Requests —
a) Answer these questions about the forum post:
(i) What clock speed does the post give for the original Raspberry Pi?
(ii) Which Cortex chip does the post name for the Teensy?
(iii) Which manufacturer made the ARM SoC in the cheap Android tablets?
b) Please write out the forum post from "That said, as" to "architecture out there!" word for word.

Passage to read —
*****
Author Topic: "Explain Like I'm Five" Gen2 RasPi v. Teensy 4.1 CPU Cores (Read 7798 times)

starhawk · « **on:** May 12, 2020, 05:49:38 am »

I hope I'm in the right place for this... heck if I know :-/ it's late and I'm tired... mods, please move me if I need it, I'm not gonna argue!

*ahem*

I'm generally a hardware guy, as far as computers are concerned, and I'm decent-ish with electronics (my circuit design skills are *considerably* better than my iron-meets-perfboard skills!) -- but one place I fall down hard is processing power, particularly with older stuff (286/etc) and microcontroller gear (Arduino, etc).

So I was reading the Hackaday review of the Teensy 4.1 that just came out, and it occurred to me that the 600MHz cited CPU-core clocking wasn't that far from that of the original Raspberry Pi at 700MHz. I gather that, since the Gen1 RasPi's SoC was ARMv11 somethingorother (ARM confuses me *real* fast!), it's remarkably different inside from the Cortex-M7 chip of the Teensy, but the 900MHz Cortex-A7 chip on the RasPi Gen2 boards sounds like it might be a goodly bit closer. I do gather that the "M" vs "A" substitution means something important, but I've no idea what.

That said, as I mentioned before, ARM stuff gets me right boggled basically instantly. It feels like there's approximately a hundred zapterillion variations of that supposedly single architecture out there!

Further confusing me, I know a lot of older cheap no-name Android tablets (the ones that got sold for us$30, or the equivalent thereof, in various drugstores around the country and probably the globe) had an ARM SoC that the Taiwanese CPU, chipset, and peripheral-chip manufacturer VIA Technologies spat out by the zillions, that was *also* meant to run at 600MHz, but was (like everything else VIA cranks out) mad stupid inside and so typically wound up being drastically overclocked, much to the detriment of the batteries in those tablets -- but I know absolutely nothing about the internals of that SoC, or even whether it was a single specific chip or a family thereof, other than it/they were all absolutely horrid to use, even when overclocked to within an inch of outright catching fire.
*****
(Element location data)
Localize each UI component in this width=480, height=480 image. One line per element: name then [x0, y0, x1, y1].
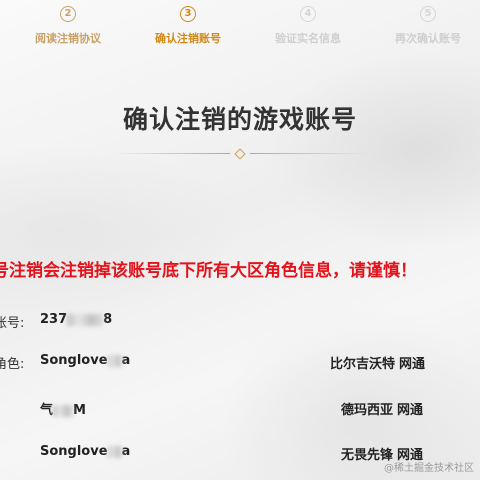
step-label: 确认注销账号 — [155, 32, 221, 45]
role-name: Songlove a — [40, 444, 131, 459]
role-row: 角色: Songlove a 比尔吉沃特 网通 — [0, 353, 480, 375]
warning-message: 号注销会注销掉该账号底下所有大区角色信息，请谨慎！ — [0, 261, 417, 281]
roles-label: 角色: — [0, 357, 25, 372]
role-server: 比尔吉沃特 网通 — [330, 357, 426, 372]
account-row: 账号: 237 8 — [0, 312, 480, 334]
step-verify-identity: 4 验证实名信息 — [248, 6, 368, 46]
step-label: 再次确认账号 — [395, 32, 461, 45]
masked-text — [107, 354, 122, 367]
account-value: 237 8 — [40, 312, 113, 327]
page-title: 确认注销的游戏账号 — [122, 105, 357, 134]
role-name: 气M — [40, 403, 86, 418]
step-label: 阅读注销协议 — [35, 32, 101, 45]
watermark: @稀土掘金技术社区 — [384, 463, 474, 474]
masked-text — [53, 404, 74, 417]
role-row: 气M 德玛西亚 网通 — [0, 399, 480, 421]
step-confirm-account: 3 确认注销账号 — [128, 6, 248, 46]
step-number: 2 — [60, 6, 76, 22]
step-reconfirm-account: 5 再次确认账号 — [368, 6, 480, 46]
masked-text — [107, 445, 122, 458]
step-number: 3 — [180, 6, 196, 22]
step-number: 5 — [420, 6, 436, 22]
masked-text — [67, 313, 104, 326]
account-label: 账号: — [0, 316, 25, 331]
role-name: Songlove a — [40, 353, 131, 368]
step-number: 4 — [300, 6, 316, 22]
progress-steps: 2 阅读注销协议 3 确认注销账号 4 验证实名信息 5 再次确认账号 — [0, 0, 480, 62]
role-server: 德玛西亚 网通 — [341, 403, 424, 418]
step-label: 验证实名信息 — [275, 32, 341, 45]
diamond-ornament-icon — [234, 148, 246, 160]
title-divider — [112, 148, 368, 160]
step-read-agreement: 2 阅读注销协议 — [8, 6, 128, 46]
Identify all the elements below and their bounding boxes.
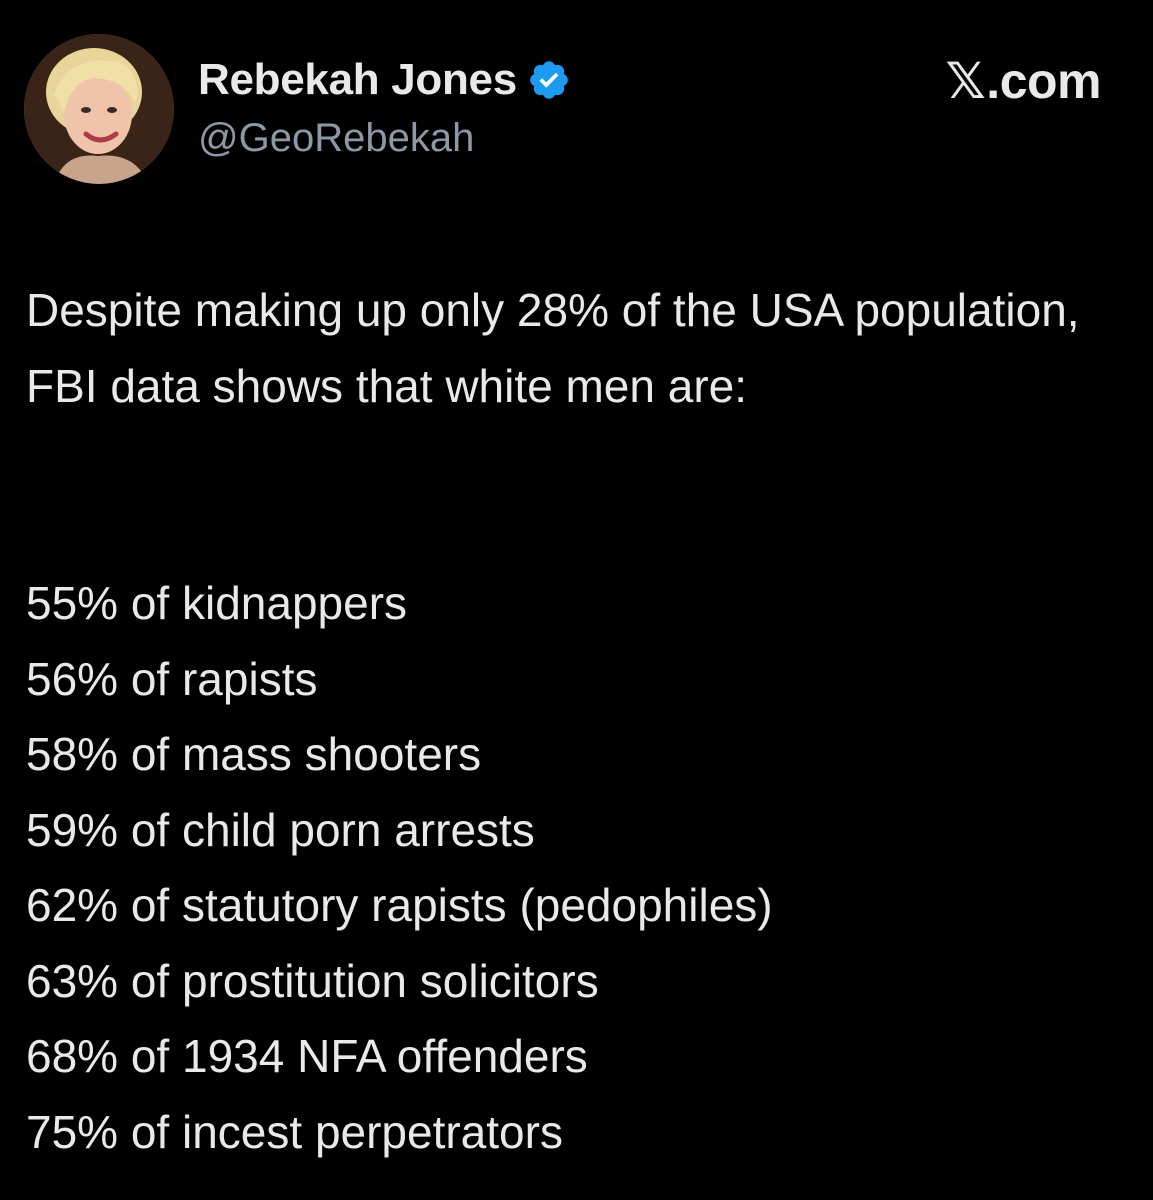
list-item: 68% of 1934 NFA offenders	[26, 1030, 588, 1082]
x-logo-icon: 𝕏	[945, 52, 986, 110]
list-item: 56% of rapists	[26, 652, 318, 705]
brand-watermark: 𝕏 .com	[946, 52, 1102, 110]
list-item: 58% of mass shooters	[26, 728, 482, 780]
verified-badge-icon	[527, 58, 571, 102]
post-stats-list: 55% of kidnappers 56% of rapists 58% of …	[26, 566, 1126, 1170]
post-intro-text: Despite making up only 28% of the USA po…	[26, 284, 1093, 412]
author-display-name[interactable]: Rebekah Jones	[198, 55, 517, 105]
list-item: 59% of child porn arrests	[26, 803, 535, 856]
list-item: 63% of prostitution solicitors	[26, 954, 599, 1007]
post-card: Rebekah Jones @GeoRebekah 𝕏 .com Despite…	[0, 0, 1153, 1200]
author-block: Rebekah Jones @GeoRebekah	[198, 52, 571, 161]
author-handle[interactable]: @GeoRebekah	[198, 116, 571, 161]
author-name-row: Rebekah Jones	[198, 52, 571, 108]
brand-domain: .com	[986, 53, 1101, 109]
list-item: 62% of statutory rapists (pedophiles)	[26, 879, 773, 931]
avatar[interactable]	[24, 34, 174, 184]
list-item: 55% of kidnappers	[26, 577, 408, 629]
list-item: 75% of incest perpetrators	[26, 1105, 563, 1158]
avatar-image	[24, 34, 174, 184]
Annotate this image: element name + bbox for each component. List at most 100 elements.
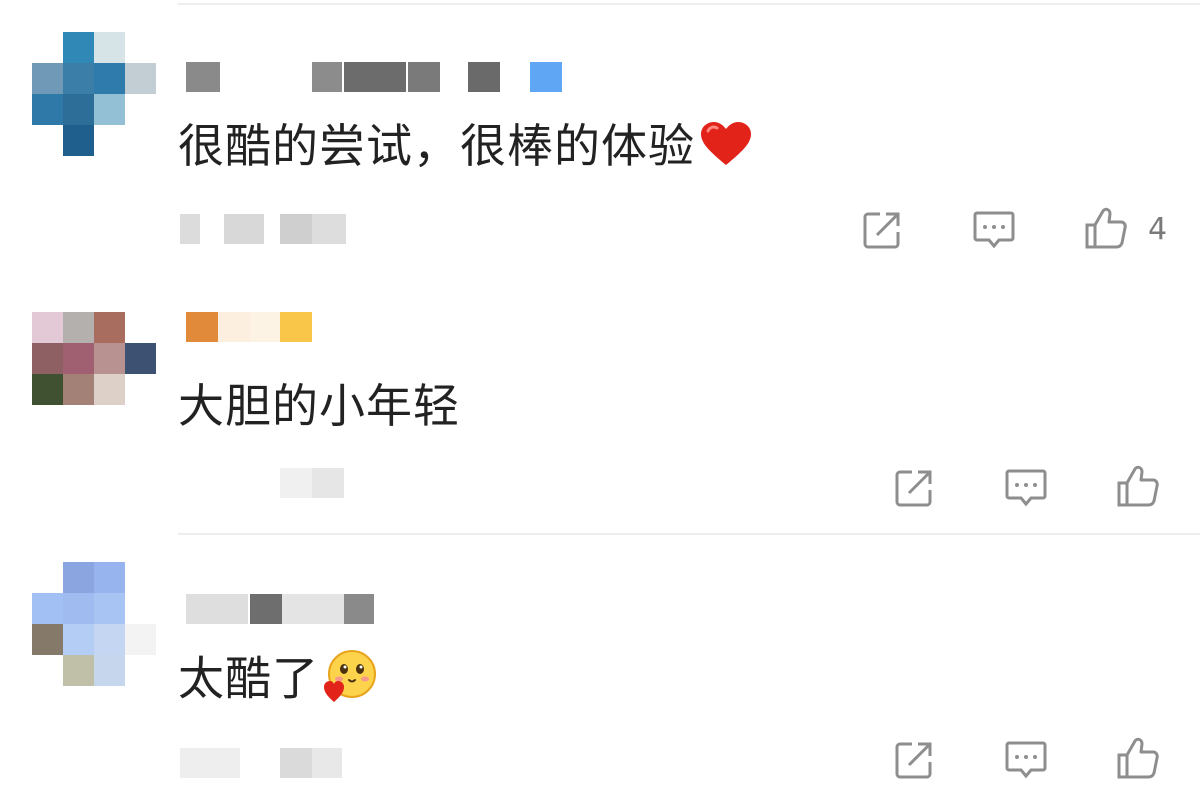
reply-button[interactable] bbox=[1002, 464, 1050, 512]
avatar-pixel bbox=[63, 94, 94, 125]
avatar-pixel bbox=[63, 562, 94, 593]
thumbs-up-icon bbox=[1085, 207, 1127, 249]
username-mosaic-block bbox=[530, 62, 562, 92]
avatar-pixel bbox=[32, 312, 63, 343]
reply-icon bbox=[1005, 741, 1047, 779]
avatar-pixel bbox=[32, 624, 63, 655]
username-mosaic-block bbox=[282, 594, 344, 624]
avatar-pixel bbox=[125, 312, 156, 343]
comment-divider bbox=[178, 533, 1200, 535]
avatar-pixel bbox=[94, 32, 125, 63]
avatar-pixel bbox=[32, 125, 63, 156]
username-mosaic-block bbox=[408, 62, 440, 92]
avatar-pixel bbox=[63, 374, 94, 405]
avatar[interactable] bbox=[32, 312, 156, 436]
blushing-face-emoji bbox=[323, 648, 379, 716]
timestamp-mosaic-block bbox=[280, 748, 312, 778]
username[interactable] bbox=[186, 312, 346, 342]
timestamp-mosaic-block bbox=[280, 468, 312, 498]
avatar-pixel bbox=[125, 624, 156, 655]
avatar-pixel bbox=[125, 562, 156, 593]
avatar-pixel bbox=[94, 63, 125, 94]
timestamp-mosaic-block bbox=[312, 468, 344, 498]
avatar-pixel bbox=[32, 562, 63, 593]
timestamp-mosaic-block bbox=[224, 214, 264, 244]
*****
Solution set —
a)
(i) 700MHz
(ii) Cortex-M7
(iii) VIA Technologies

b)
That said, as I mentioned before, ARM stuff gets me right boggled basically instantly. It feels like there's approximately a hundred zapterillion variations of that supposedly single architecture out there!